DESCRIPTION OF THE TASK:
Skip the pictures. Copy all the rest of the records down exactly.

Part of a data file:
________

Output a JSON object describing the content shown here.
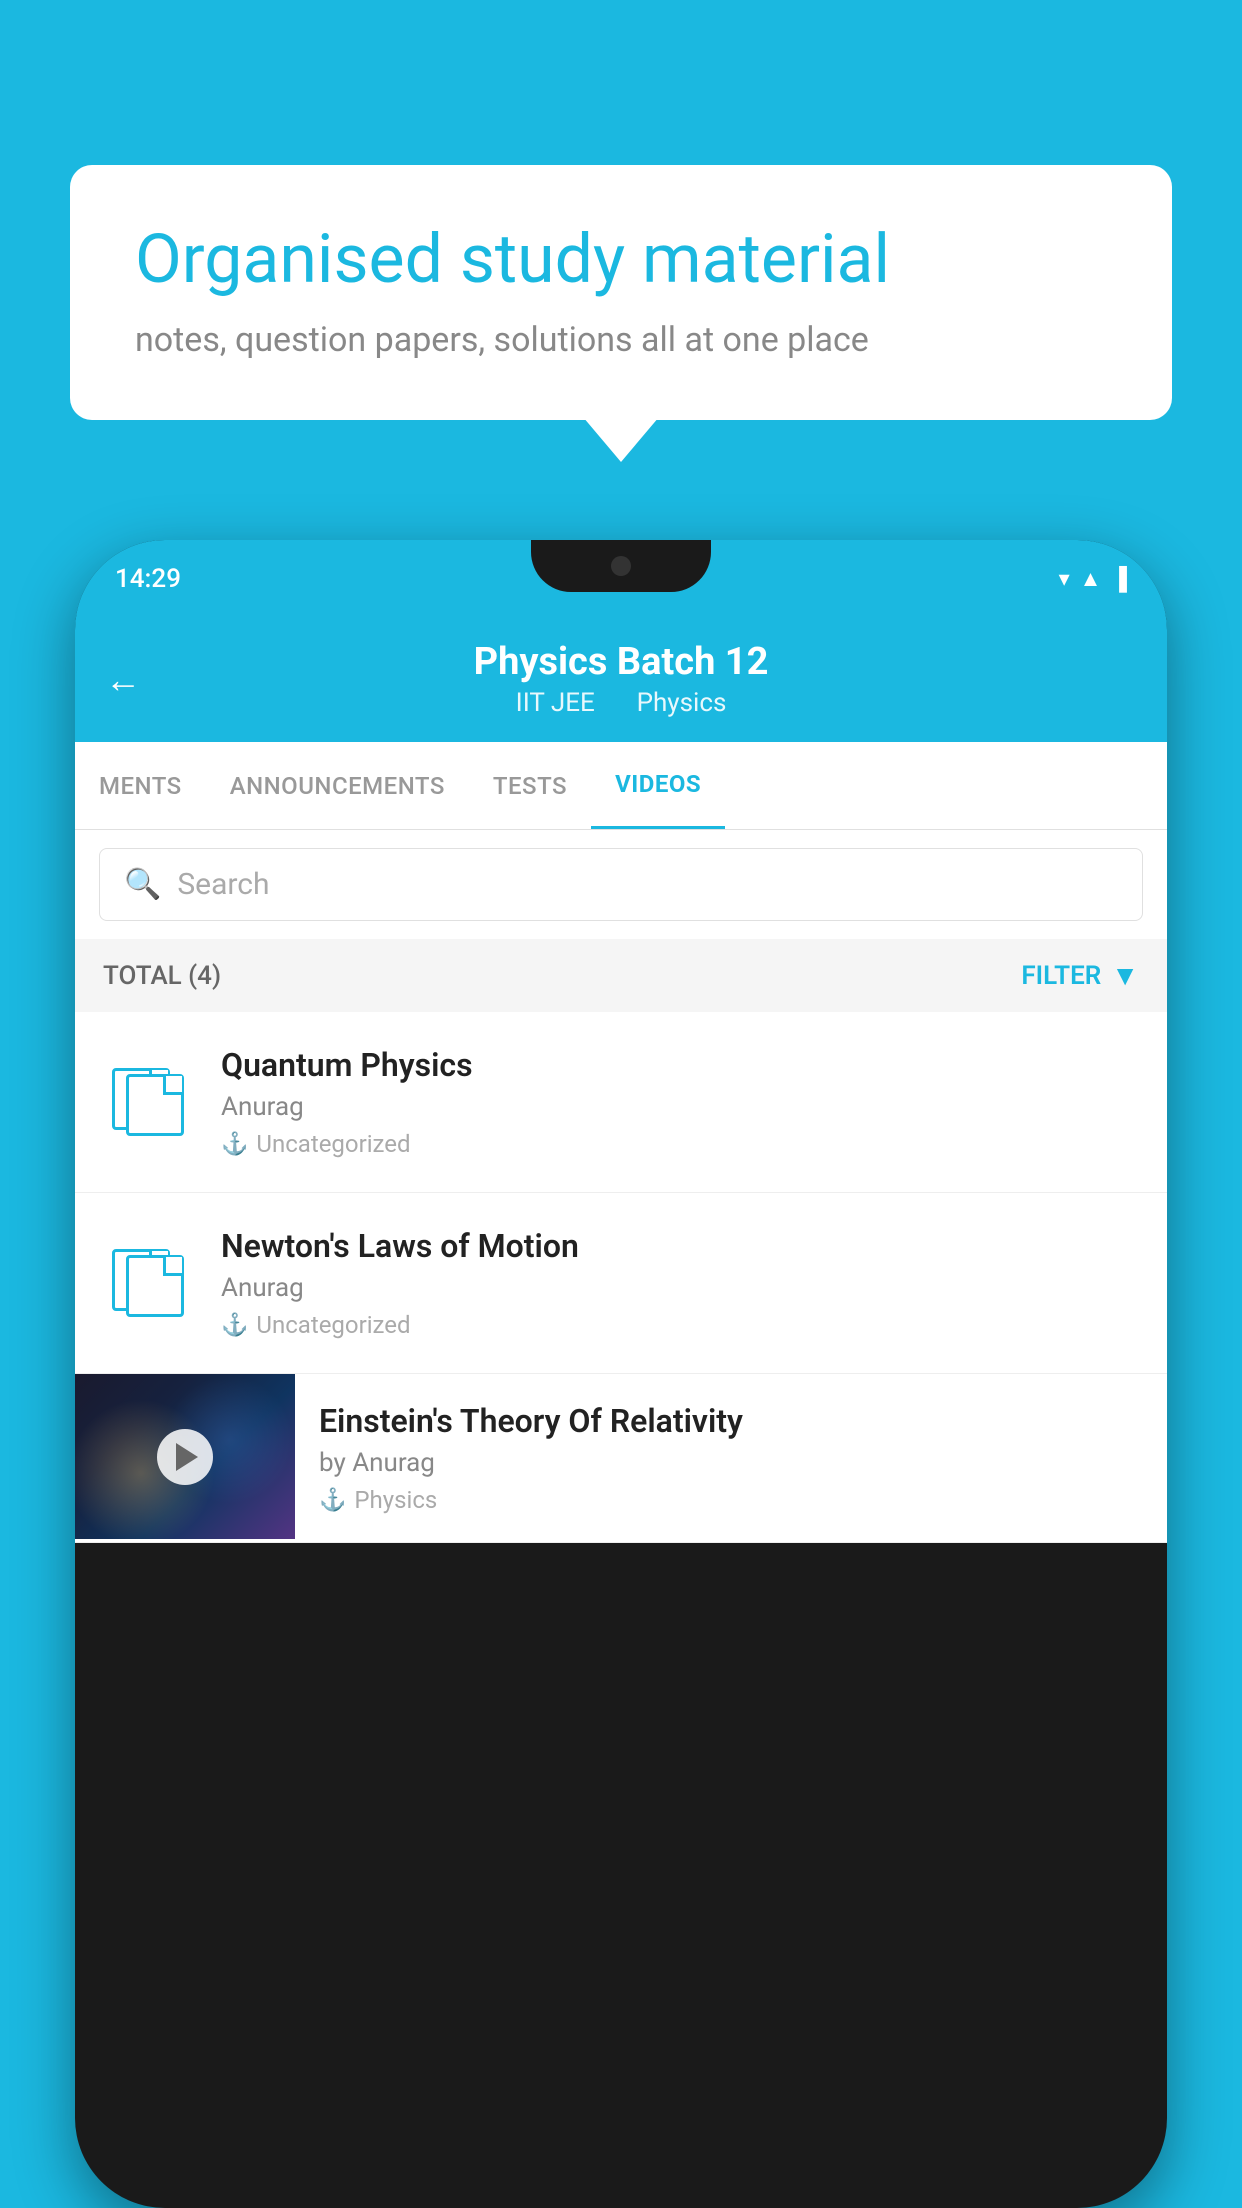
{
  "background_color": "#1BB8E0",
  "speech_bubble": {
    "title": "Organised study material",
    "subtitle": "notes, question papers, solutions all at one place"
  },
  "phone": {
    "status_bar": {
      "time": "14:29"
    },
    "app_header": {
      "back_label": "←",
      "title": "Physics Batch 12",
      "subtitle_part1": "IIT JEE",
      "subtitle_part2": "Physics"
    },
    "tabs": [
      {
        "label": "MENTS",
        "active": false
      },
      {
        "label": "ANNOUNCEMENTS",
        "active": false
      },
      {
        "label": "TESTS",
        "active": false
      },
      {
        "label": "VIDEOS",
        "active": true
      }
    ],
    "search": {
      "placeholder": "Search"
    },
    "filter_bar": {
      "total_label": "TOTAL (4)",
      "filter_label": "FILTER"
    },
    "videos": [
      {
        "id": 1,
        "title": "Quantum Physics",
        "author": "Anurag",
        "tag": "Uncategorized",
        "has_thumbnail": false
      },
      {
        "id": 2,
        "title": "Newton's Laws of Motion",
        "author": "Anurag",
        "tag": "Uncategorized",
        "has_thumbnail": false
      },
      {
        "id": 3,
        "title": "Einstein's Theory Of Relativity",
        "author": "by Anurag",
        "tag": "Physics",
        "has_thumbnail": true
      }
    ]
  }
}
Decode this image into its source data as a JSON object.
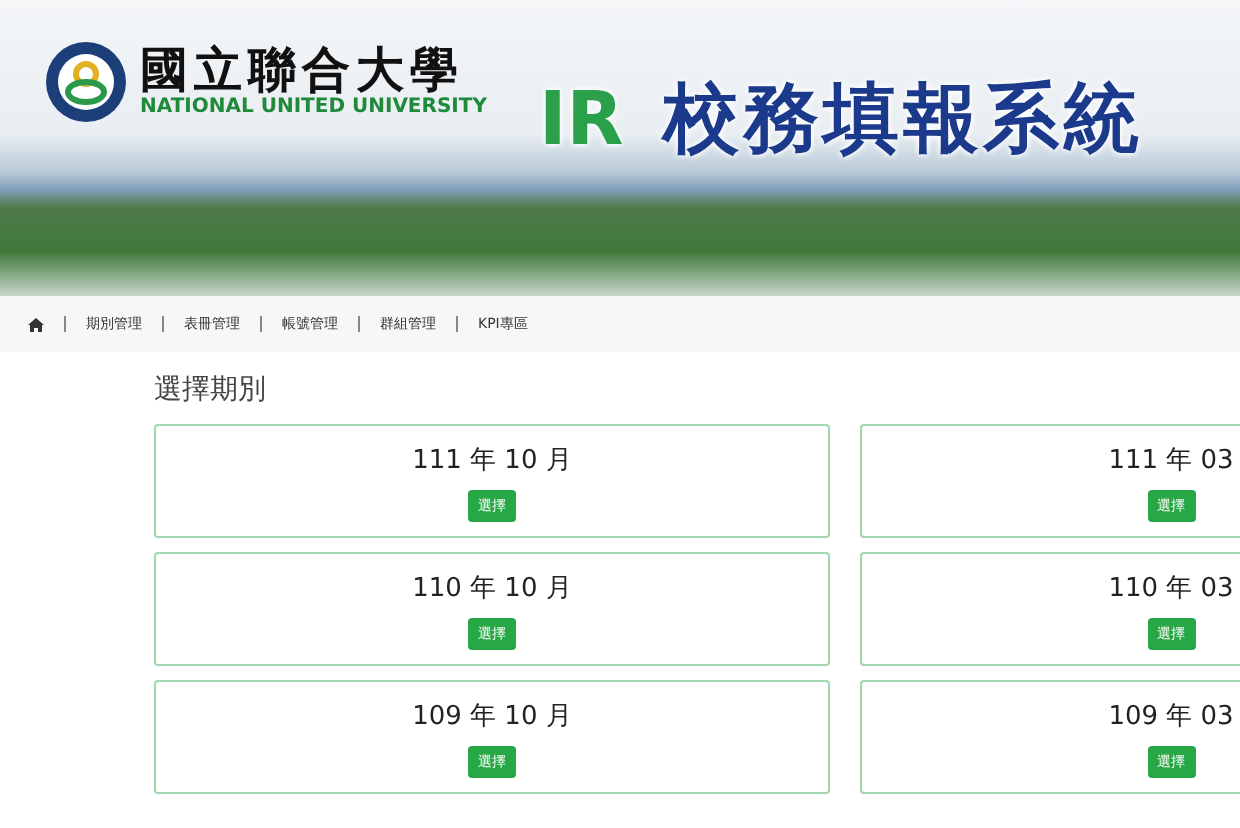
{
  "header": {
    "school_name": "國立聯合大學",
    "school_name_en": "NATIONAL UNITED UNIVERSITY",
    "system_prefix": "IR",
    "system_title": "校務填報系統"
  },
  "nav": {
    "items": [
      {
        "label": "期別管理"
      },
      {
        "label": "表冊管理"
      },
      {
        "label": "帳號管理"
      },
      {
        "label": "群組管理"
      },
      {
        "label": "KPI專區"
      }
    ]
  },
  "heading": "選擇期別",
  "periods": [
    {
      "title": "111 年 10 月",
      "button": "選擇"
    },
    {
      "title": "111 年 03",
      "button": "選擇"
    },
    {
      "title": "110 年 10 月",
      "button": "選擇"
    },
    {
      "title": "110 年 03",
      "button": "選擇"
    },
    {
      "title": "109 年 10 月",
      "button": "選擇"
    },
    {
      "title": "109 年 03",
      "button": "選擇"
    }
  ]
}
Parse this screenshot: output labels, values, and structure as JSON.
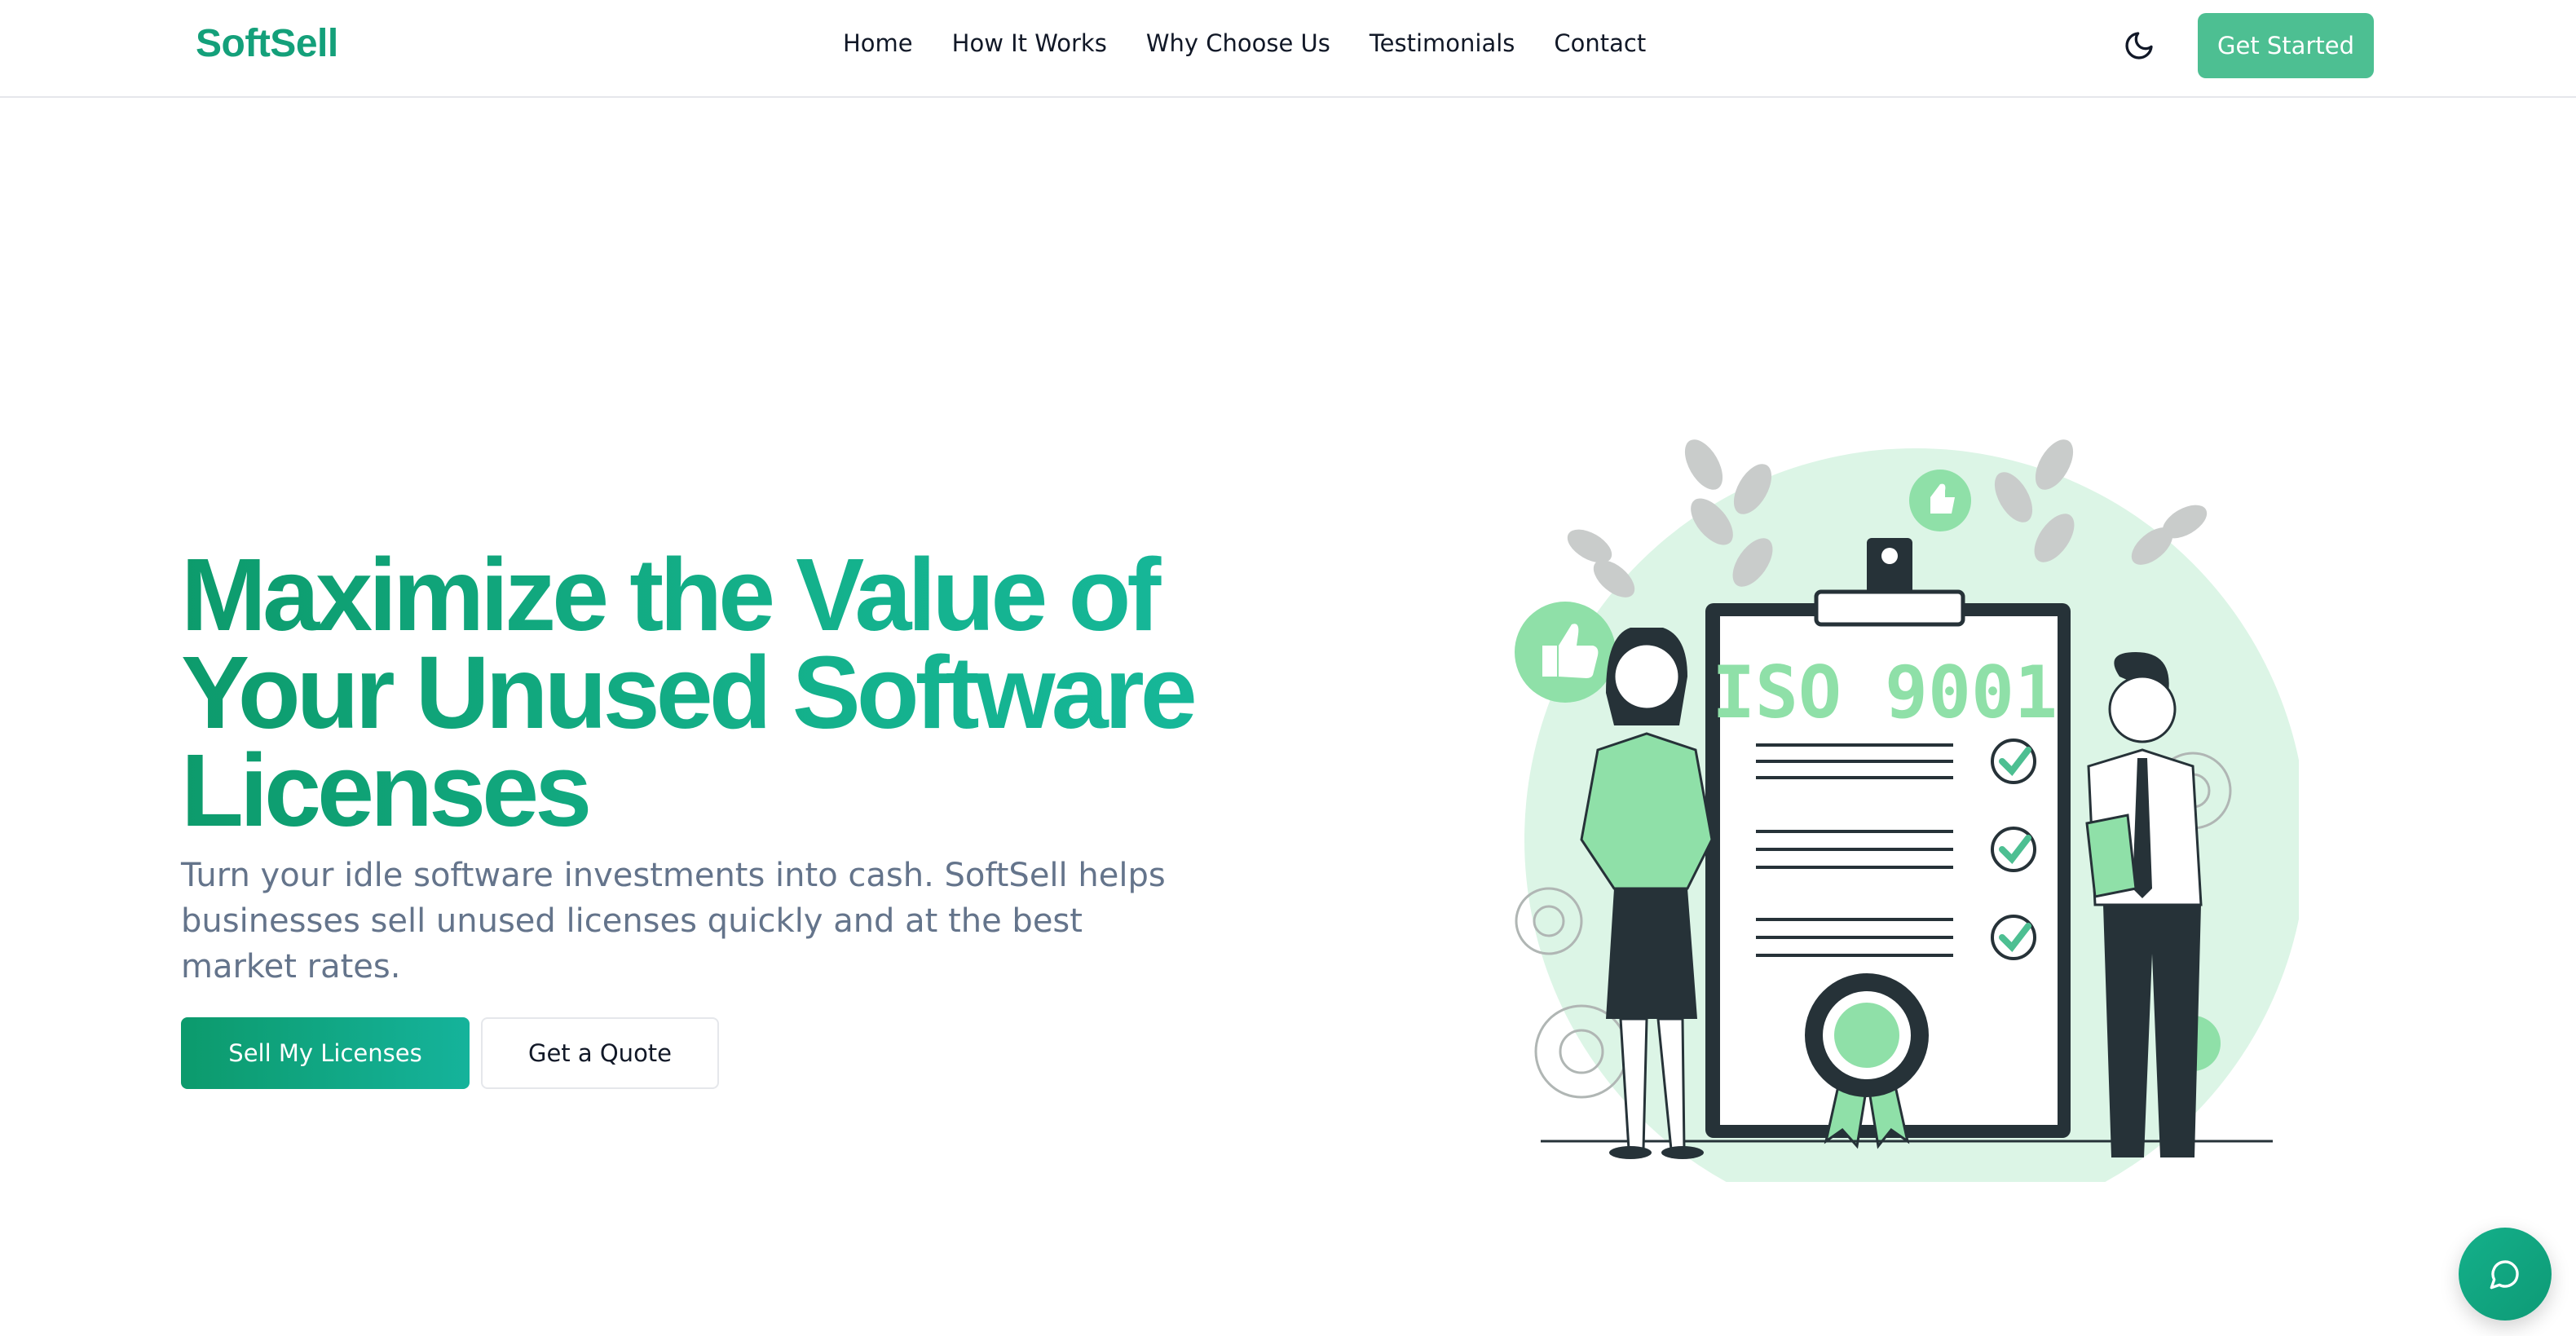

________

COMPLETE OUTPUT:
Output a JSON object describing the content shown here.
{
  "background_color": "#1BB8E0",
  "speech_bubble": {
    "title": "Organised study material",
    "subtitle": "notes, question papers, solutions all at one place"
  },
  "phone": {
    "status_bar": {
      "time": "14:29"
    },
    "app_header": {
      "back_label": "←",
      "title": "Physics Batch 12",
      "subtitle_part1": "IIT JEE",
      "subtitle_part2": "Physics"
    },
    "tabs": [
      {
        "label": "MENTS",
        "active": false
      },
      {
        "label": "ANNOUNCEMENTS",
        "active": false
      },
      {
        "label": "TESTS",
        "active": false
      },
      {
        "label": "VIDEOS",
        "active": true
      }
    ],
    "search": {
      "placeholder": "Search"
    },
    "filter_bar": {
      "total_label": "TOTAL (4)",
      "filter_label": "FILTER"
    },
    "videos": [
      {
        "id": 1,
        "title": "Quantum Physics",
        "author": "Anurag",
        "tag": "Uncategorized",
        "has_thumbnail": false
      },
      {
        "id": 2,
        "title": "Newton's Laws of Motion",
        "author": "Anurag",
        "tag": "Uncategorized",
        "has_thumbnail": false
      },
      {
        "id": 3,
        "title": "Einstein's Theory Of Relativity",
        "author": "by Anurag",
        "tag": "Physics",
        "has_thumbnail": true
      }
    ]
  }
}
Decode this image into its source data as a JSON object.
{
  "header": {
    "school_name": "國立聯合大學",
    "school_name_en": "NATIONAL UNITED UNIVERSITY",
    "system_prefix": "IR",
    "system_title": "校務填報系統"
  },
  "nav": {
    "items": [
      {
        "label": "期別管理"
      },
      {
        "label": "表冊管理"
      },
      {
        "label": "帳號管理"
      },
      {
        "label": "群組管理"
      },
      {
        "label": "KPI專區"
      }
    ]
  },
  "heading": "選擇期別",
  "periods": [
    {
      "title": "111 年 10 月",
      "button": "選擇"
    },
    {
      "title": "111 年 03",
      "button": "選擇"
    },
    {
      "title": "110 年 10 月",
      "button": "選擇"
    },
    {
      "title": "110 年 03",
      "button": "選擇"
    },
    {
      "title": "109 年 10 月",
      "button": "選擇"
    },
    {
      "title": "109 年 03",
      "button": "選擇"
    }
  ]
}
Parse this screenshot: output labels, values, and structure as JSON.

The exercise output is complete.